- _Exercise goal_: The required output is a single number: how many lines of the material contain the string "JSON".

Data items
>> START

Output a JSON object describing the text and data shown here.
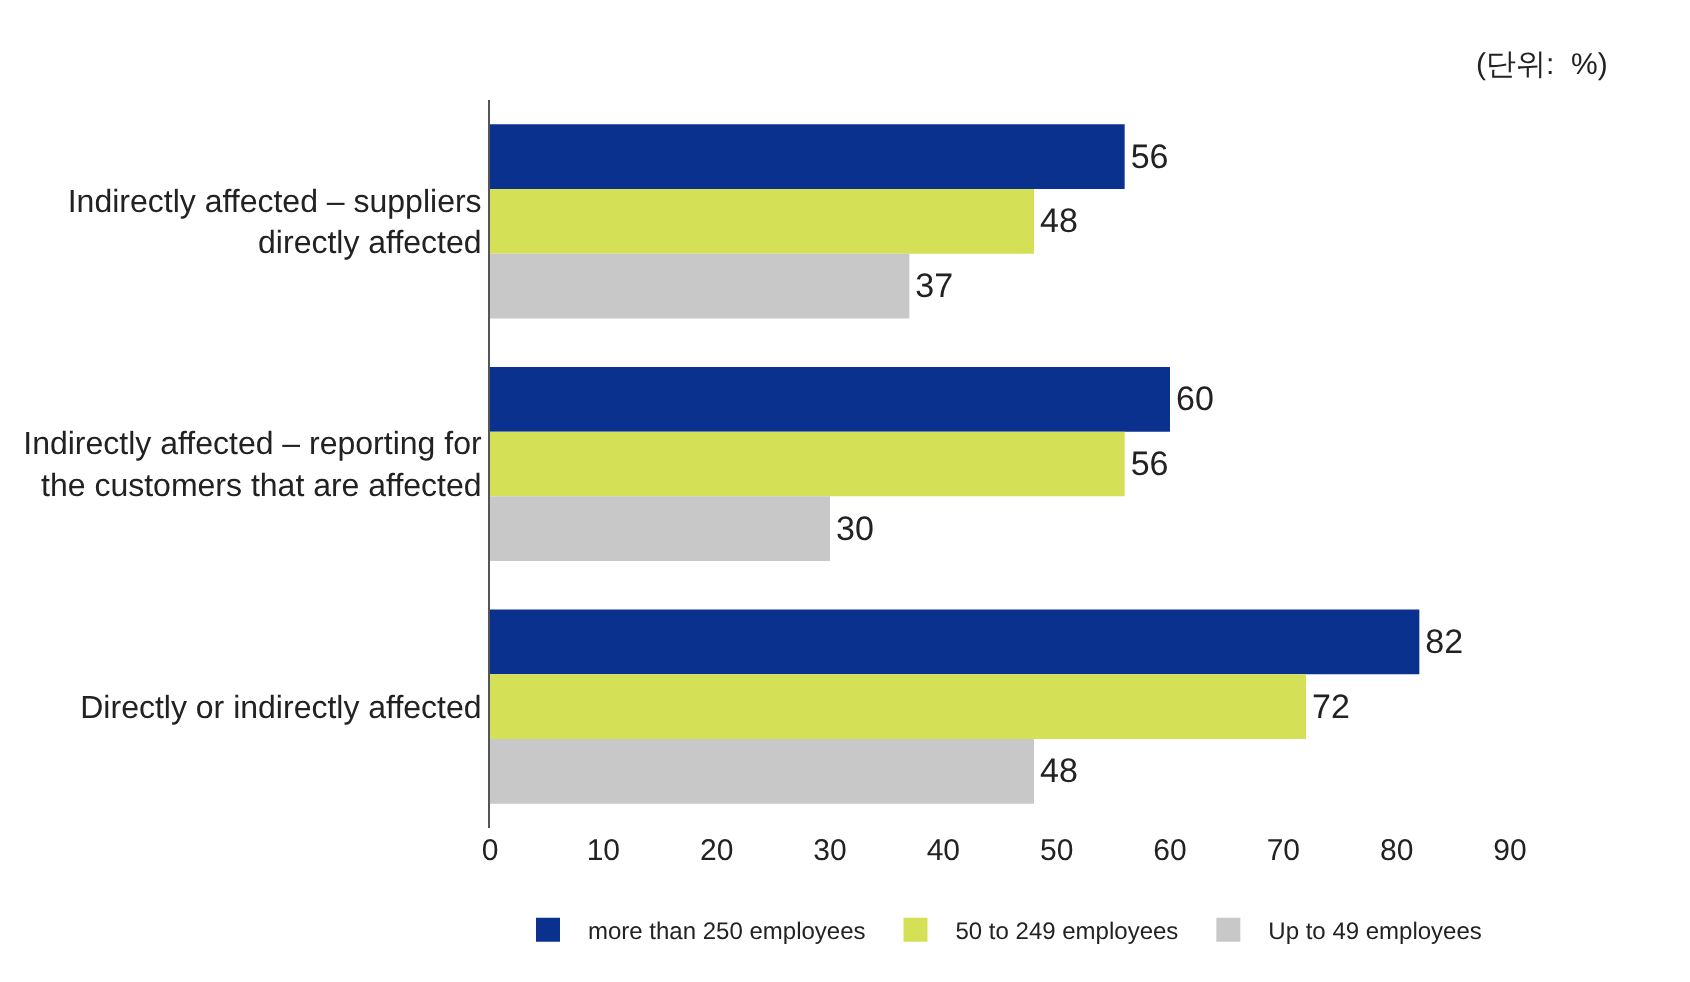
{
  "chart_data": {
    "type": "bar",
    "orientation": "horizontal",
    "categories": [
      "Indirectly affected – suppliers directly affected",
      "Indirectly affected – reporting for the customers that are affected",
      "Directly or indirectly affected"
    ],
    "series": [
      {
        "name": "more than 250 employees",
        "color": "#0b318f",
        "values": [
          56,
          60,
          82
        ]
      },
      {
        "name": "50 to 249 employees",
        "color": "#d4e157",
        "values": [
          48,
          56,
          72
        ]
      },
      {
        "name": "Up to 49 employees",
        "color": "#c8c8c8",
        "values": [
          37,
          30,
          48
        ]
      }
    ],
    "xlim": [
      0,
      90
    ],
    "xticks": [
      0,
      10,
      20,
      30,
      40,
      50,
      60,
      70,
      80,
      90
    ],
    "data_labels": true,
    "legend": "bottom",
    "annotations": [
      "(단위:  %)"
    ]
  }
}
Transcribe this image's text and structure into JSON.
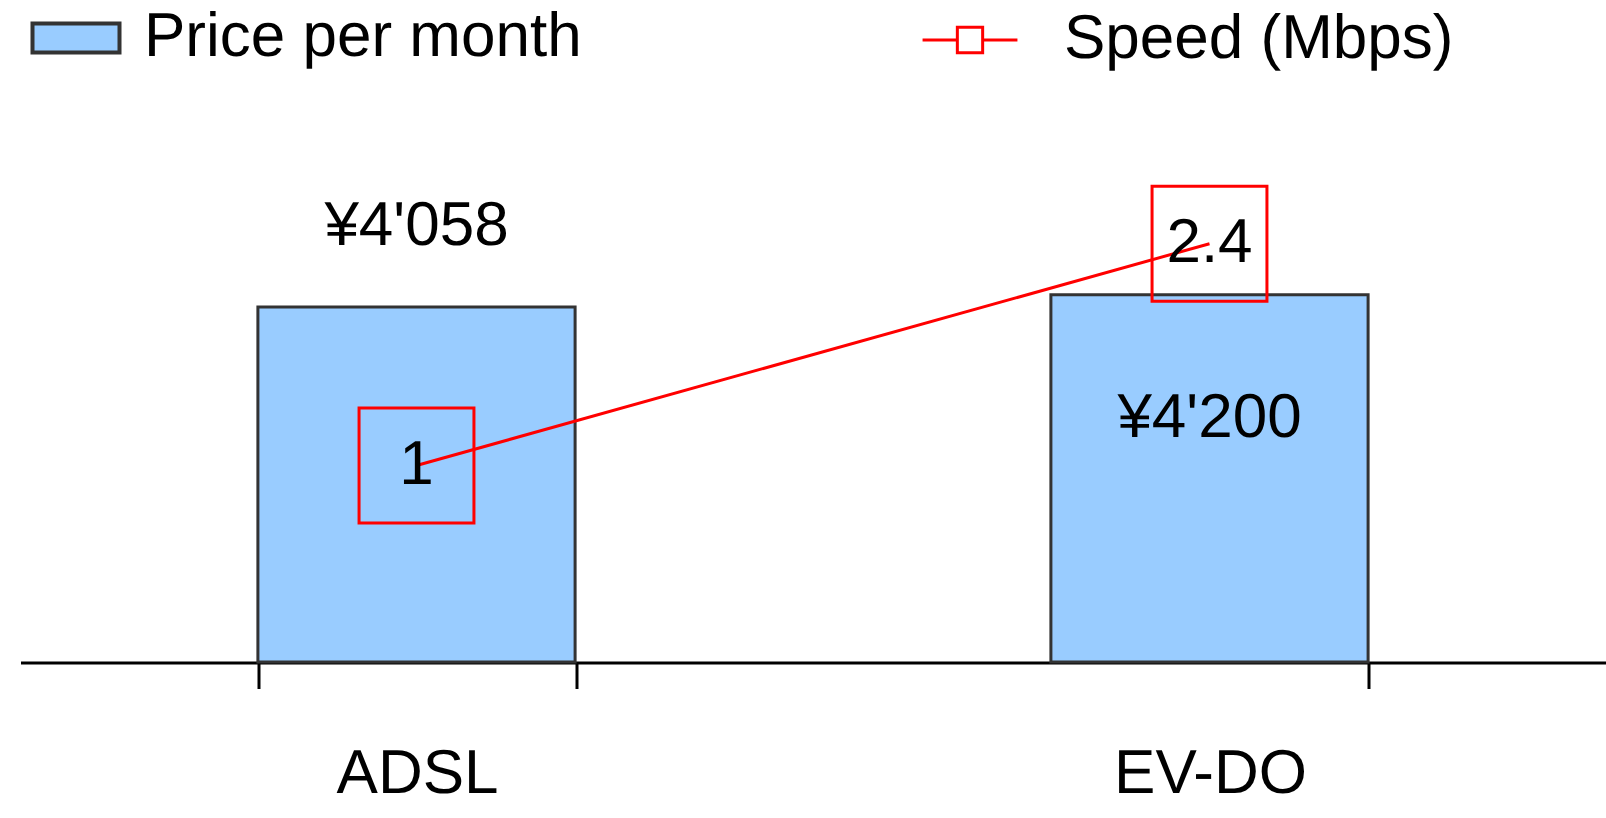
{
  "chart_data": {
    "type": "bar",
    "categories": [
      "ADSL",
      "EV-DO"
    ],
    "series": [
      {
        "name": "Price per month",
        "color": "#99ccff",
        "values": [
          4058,
          4200
        ],
        "value_labels": [
          "¥4'058",
          "¥4'200"
        ]
      },
      {
        "name": "Speed (Mbps)",
        "type": "line",
        "axis": "y2",
        "color": "#ff0000",
        "values": [
          1,
          2.4
        ],
        "value_labels": [
          "1",
          "2.4"
        ]
      }
    ],
    "legend": "top"
  }
}
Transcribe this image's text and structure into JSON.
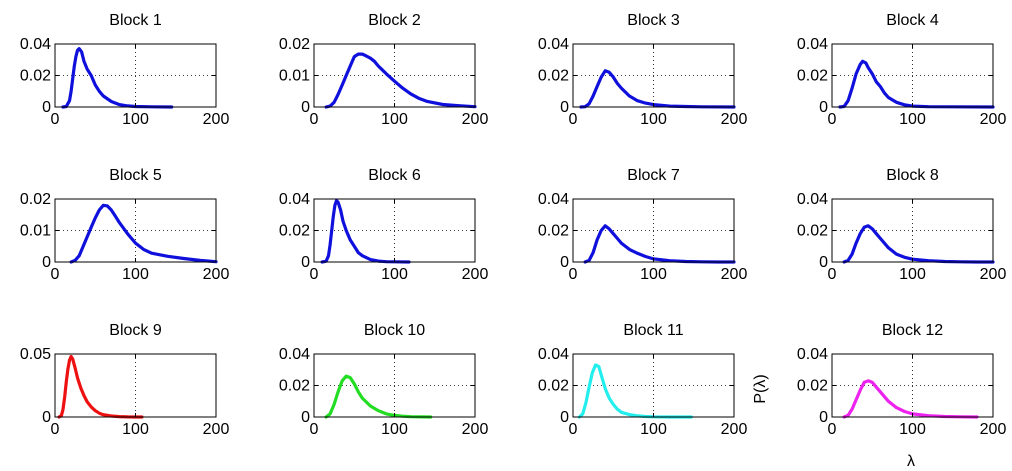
{
  "figure": {
    "ylabel": "P(λ)",
    "xlabel": "λ"
  },
  "chart_data": [
    {
      "type": "line",
      "title": "Block 1",
      "xlim": [
        0,
        200
      ],
      "ylim": [
        0,
        0.04
      ],
      "xticks": [
        0,
        100,
        200
      ],
      "yticks": [
        0,
        0.02,
        0.04
      ],
      "ytick_labels": [
        "0",
        "0.02",
        "0.04"
      ],
      "grid": "dotted",
      "color": "#1010dd",
      "series": [
        {
          "x": [
            10,
            14,
            18,
            20,
            22,
            24,
            26,
            28,
            30,
            33,
            36,
            40,
            45,
            50,
            55,
            60,
            70,
            80,
            90,
            100,
            120,
            145
          ],
          "y": [
            0,
            0.0003,
            0.004,
            0.01,
            0.018,
            0.026,
            0.032,
            0.036,
            0.037,
            0.035,
            0.029,
            0.024,
            0.02,
            0.014,
            0.01,
            0.007,
            0.0035,
            0.0015,
            0.0007,
            0.0003,
            0.0001,
            0
          ]
        }
      ]
    },
    {
      "type": "line",
      "title": "Block 2",
      "xlim": [
        0,
        200
      ],
      "ylim": [
        0,
        0.02
      ],
      "xticks": [
        0,
        100,
        200
      ],
      "yticks": [
        0,
        0.01,
        0.02
      ],
      "ytick_labels": [
        "0",
        "0.01",
        "0.02"
      ],
      "grid": "dotted",
      "color": "#1010dd",
      "series": [
        {
          "x": [
            15,
            20,
            25,
            30,
            35,
            40,
            45,
            50,
            55,
            60,
            65,
            70,
            75,
            80,
            90,
            100,
            110,
            120,
            130,
            140,
            160,
            180,
            200
          ],
          "y": [
            0,
            0.0003,
            0.0015,
            0.004,
            0.007,
            0.01,
            0.013,
            0.016,
            0.0168,
            0.0168,
            0.0162,
            0.0155,
            0.0145,
            0.013,
            0.0105,
            0.0082,
            0.006,
            0.0042,
            0.0028,
            0.0018,
            0.0008,
            0.0004,
            0.0001
          ]
        }
      ]
    },
    {
      "type": "line",
      "title": "Block 3",
      "xlim": [
        0,
        200
      ],
      "ylim": [
        0,
        0.04
      ],
      "xticks": [
        0,
        100,
        200
      ],
      "yticks": [
        0,
        0.02,
        0.04
      ],
      "ytick_labels": [
        "0",
        "0.02",
        "0.04"
      ],
      "grid": "dotted",
      "color": "#1010dd",
      "series": [
        {
          "x": [
            10,
            15,
            20,
            25,
            30,
            35,
            40,
            45,
            50,
            55,
            60,
            70,
            80,
            90,
            100,
            120,
            140,
            160,
            200
          ],
          "y": [
            0,
            0.0002,
            0.002,
            0.007,
            0.013,
            0.019,
            0.023,
            0.022,
            0.019,
            0.015,
            0.012,
            0.007,
            0.004,
            0.0025,
            0.0015,
            0.0006,
            0.0003,
            0.0001,
            0
          ]
        }
      ]
    },
    {
      "type": "line",
      "title": "Block 4",
      "xlim": [
        0,
        200
      ],
      "ylim": [
        0,
        0.04
      ],
      "xticks": [
        0,
        100,
        200
      ],
      "yticks": [
        0,
        0.02,
        0.04
      ],
      "ytick_labels": [
        "0",
        "0.02",
        "0.04"
      ],
      "grid": "dotted",
      "color": "#1010dd",
      "series": [
        {
          "x": [
            10,
            15,
            20,
            25,
            30,
            35,
            38,
            42,
            45,
            50,
            55,
            60,
            65,
            70,
            80,
            90,
            100,
            120,
            150,
            200
          ],
          "y": [
            0,
            0.0004,
            0.004,
            0.012,
            0.021,
            0.027,
            0.029,
            0.028,
            0.025,
            0.021,
            0.016,
            0.013,
            0.009,
            0.006,
            0.003,
            0.0014,
            0.0006,
            0.0002,
            0.0001,
            0
          ]
        }
      ]
    },
    {
      "type": "line",
      "title": "Block 5",
      "xlim": [
        0,
        200
      ],
      "ylim": [
        0,
        0.02
      ],
      "xticks": [
        0,
        100,
        200
      ],
      "yticks": [
        0,
        0.01,
        0.02
      ],
      "ytick_labels": [
        "0",
        "0.01",
        "0.02"
      ],
      "grid": "dotted",
      "color": "#1010dd",
      "series": [
        {
          "x": [
            20,
            25,
            30,
            35,
            40,
            45,
            50,
            55,
            60,
            65,
            70,
            75,
            80,
            90,
            100,
            110,
            120,
            140,
            160,
            180,
            200
          ],
          "y": [
            0,
            0.0005,
            0.002,
            0.005,
            0.008,
            0.011,
            0.014,
            0.0165,
            0.018,
            0.0178,
            0.0165,
            0.0145,
            0.0125,
            0.009,
            0.006,
            0.004,
            0.0028,
            0.0018,
            0.0011,
            0.0005,
            0.0001
          ]
        }
      ]
    },
    {
      "type": "line",
      "title": "Block 6",
      "xlim": [
        0,
        200
      ],
      "ylim": [
        0,
        0.04
      ],
      "xticks": [
        0,
        100,
        200
      ],
      "yticks": [
        0,
        0.02,
        0.04
      ],
      "ytick_labels": [
        "0",
        "0.02",
        "0.04"
      ],
      "grid": "dotted",
      "color": "#1010dd",
      "series": [
        {
          "x": [
            10,
            15,
            18,
            20,
            22,
            24,
            26,
            28,
            30,
            33,
            36,
            40,
            45,
            50,
            55,
            60,
            70,
            80,
            90,
            100,
            118
          ],
          "y": [
            0,
            0.0005,
            0.004,
            0.011,
            0.02,
            0.029,
            0.036,
            0.039,
            0.038,
            0.033,
            0.026,
            0.02,
            0.014,
            0.01,
            0.006,
            0.004,
            0.0015,
            0.0006,
            0.0002,
            0.0001,
            0
          ]
        }
      ]
    },
    {
      "type": "line",
      "title": "Block 7",
      "xlim": [
        0,
        200
      ],
      "ylim": [
        0,
        0.04
      ],
      "xticks": [
        0,
        100,
        200
      ],
      "yticks": [
        0,
        0.02,
        0.04
      ],
      "ytick_labels": [
        "0",
        "0.02",
        "0.04"
      ],
      "grid": "dotted",
      "color": "#1010dd",
      "series": [
        {
          "x": [
            15,
            20,
            25,
            30,
            35,
            40,
            45,
            50,
            55,
            60,
            70,
            80,
            90,
            100,
            120,
            140,
            160,
            180,
            200
          ],
          "y": [
            0,
            0.001,
            0.006,
            0.014,
            0.02,
            0.023,
            0.021,
            0.018,
            0.015,
            0.012,
            0.008,
            0.0055,
            0.0035,
            0.002,
            0.0008,
            0.0003,
            0.0001,
            0,
            0
          ]
        }
      ]
    },
    {
      "type": "line",
      "title": "Block 8",
      "xlim": [
        0,
        200
      ],
      "ylim": [
        0,
        0.04
      ],
      "xticks": [
        0,
        100,
        200
      ],
      "yticks": [
        0,
        0.02,
        0.04
      ],
      "ytick_labels": [
        "0",
        "0.02",
        "0.04"
      ],
      "grid": "dotted",
      "color": "#1010dd",
      "series": [
        {
          "x": [
            15,
            20,
            25,
            30,
            35,
            40,
            45,
            50,
            55,
            60,
            70,
            80,
            90,
            100,
            120,
            140,
            160,
            180,
            200
          ],
          "y": [
            0,
            0.001,
            0.005,
            0.012,
            0.018,
            0.022,
            0.023,
            0.021,
            0.018,
            0.015,
            0.009,
            0.005,
            0.003,
            0.0018,
            0.0008,
            0.0003,
            0.0001,
            0,
            0
          ]
        }
      ]
    },
    {
      "type": "line",
      "title": "Block 9",
      "xlim": [
        0,
        200
      ],
      "ylim": [
        0,
        0.05
      ],
      "xticks": [
        0,
        100,
        200
      ],
      "yticks": [
        0,
        0.05
      ],
      "ytick_labels": [
        "0",
        "0.05"
      ],
      "grid": "dotted",
      "color": "#ee1111",
      "series": [
        {
          "x": [
            5,
            8,
            10,
            12,
            14,
            16,
            18,
            20,
            22,
            25,
            28,
            32,
            36,
            40,
            45,
            50,
            55,
            60,
            70,
            80,
            90,
            100,
            108
          ],
          "y": [
            0,
            0.001,
            0.006,
            0.016,
            0.028,
            0.038,
            0.045,
            0.048,
            0.046,
            0.039,
            0.031,
            0.023,
            0.017,
            0.012,
            0.008,
            0.005,
            0.003,
            0.0018,
            0.0008,
            0.0003,
            0.0001,
            0,
            0
          ]
        }
      ]
    },
    {
      "type": "line",
      "title": "Block 10",
      "xlim": [
        0,
        200
      ],
      "ylim": [
        0,
        0.04
      ],
      "xticks": [
        0,
        100,
        200
      ],
      "yticks": [
        0,
        0.02,
        0.04
      ],
      "ytick_labels": [
        "0",
        "0.02",
        "0.04"
      ],
      "grid": "dotted",
      "color": "#22dd22",
      "series": [
        {
          "x": [
            15,
            20,
            25,
            30,
            35,
            40,
            45,
            50,
            55,
            60,
            70,
            80,
            90,
            100,
            110,
            120,
            145
          ],
          "y": [
            0,
            0.002,
            0.008,
            0.016,
            0.023,
            0.026,
            0.025,
            0.021,
            0.016,
            0.012,
            0.007,
            0.004,
            0.002,
            0.001,
            0.0005,
            0.0002,
            0
          ]
        }
      ]
    },
    {
      "type": "line",
      "title": "Block 11",
      "xlim": [
        0,
        200
      ],
      "ylim": [
        0,
        0.04
      ],
      "xticks": [
        0,
        100,
        200
      ],
      "yticks": [
        0,
        0.02,
        0.04
      ],
      "ytick_labels": [
        "0",
        "0.02",
        "0.04"
      ],
      "grid": "dotted",
      "color": "#22eeee",
      "series": [
        {
          "x": [
            8,
            12,
            16,
            20,
            24,
            28,
            32,
            36,
            40,
            45,
            50,
            55,
            60,
            70,
            80,
            90,
            100,
            120,
            147
          ],
          "y": [
            0,
            0.002,
            0.009,
            0.019,
            0.028,
            0.033,
            0.032,
            0.025,
            0.018,
            0.012,
            0.008,
            0.005,
            0.003,
            0.0015,
            0.0007,
            0.0003,
            0.0001,
            0,
            0
          ]
        }
      ]
    },
    {
      "type": "line",
      "title": "Block 12",
      "xlim": [
        0,
        200
      ],
      "ylim": [
        0,
        0.04
      ],
      "xticks": [
        0,
        100,
        200
      ],
      "yticks": [
        0,
        0.02,
        0.04
      ],
      "ytick_labels": [
        "0",
        "0.02",
        "0.04"
      ],
      "grid": "dotted",
      "color": "#ee22ee",
      "series": [
        {
          "x": [
            15,
            20,
            25,
            30,
            35,
            40,
            45,
            50,
            55,
            60,
            70,
            80,
            90,
            100,
            120,
            140,
            160,
            180
          ],
          "y": [
            0,
            0.001,
            0.005,
            0.011,
            0.017,
            0.022,
            0.023,
            0.022,
            0.019,
            0.016,
            0.01,
            0.006,
            0.0035,
            0.002,
            0.0008,
            0.0003,
            0.0001,
            0
          ]
        }
      ]
    }
  ]
}
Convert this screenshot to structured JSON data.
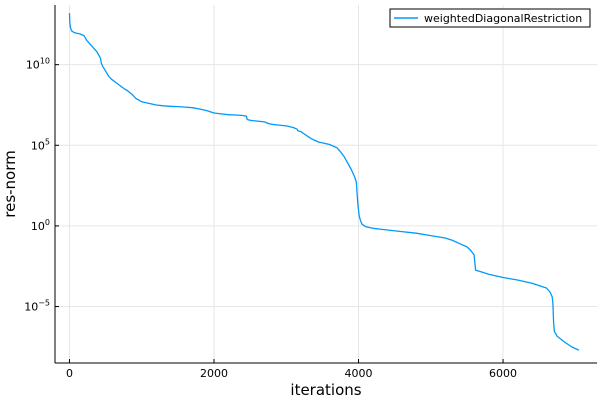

>> END

- _Output for this exercise_: 4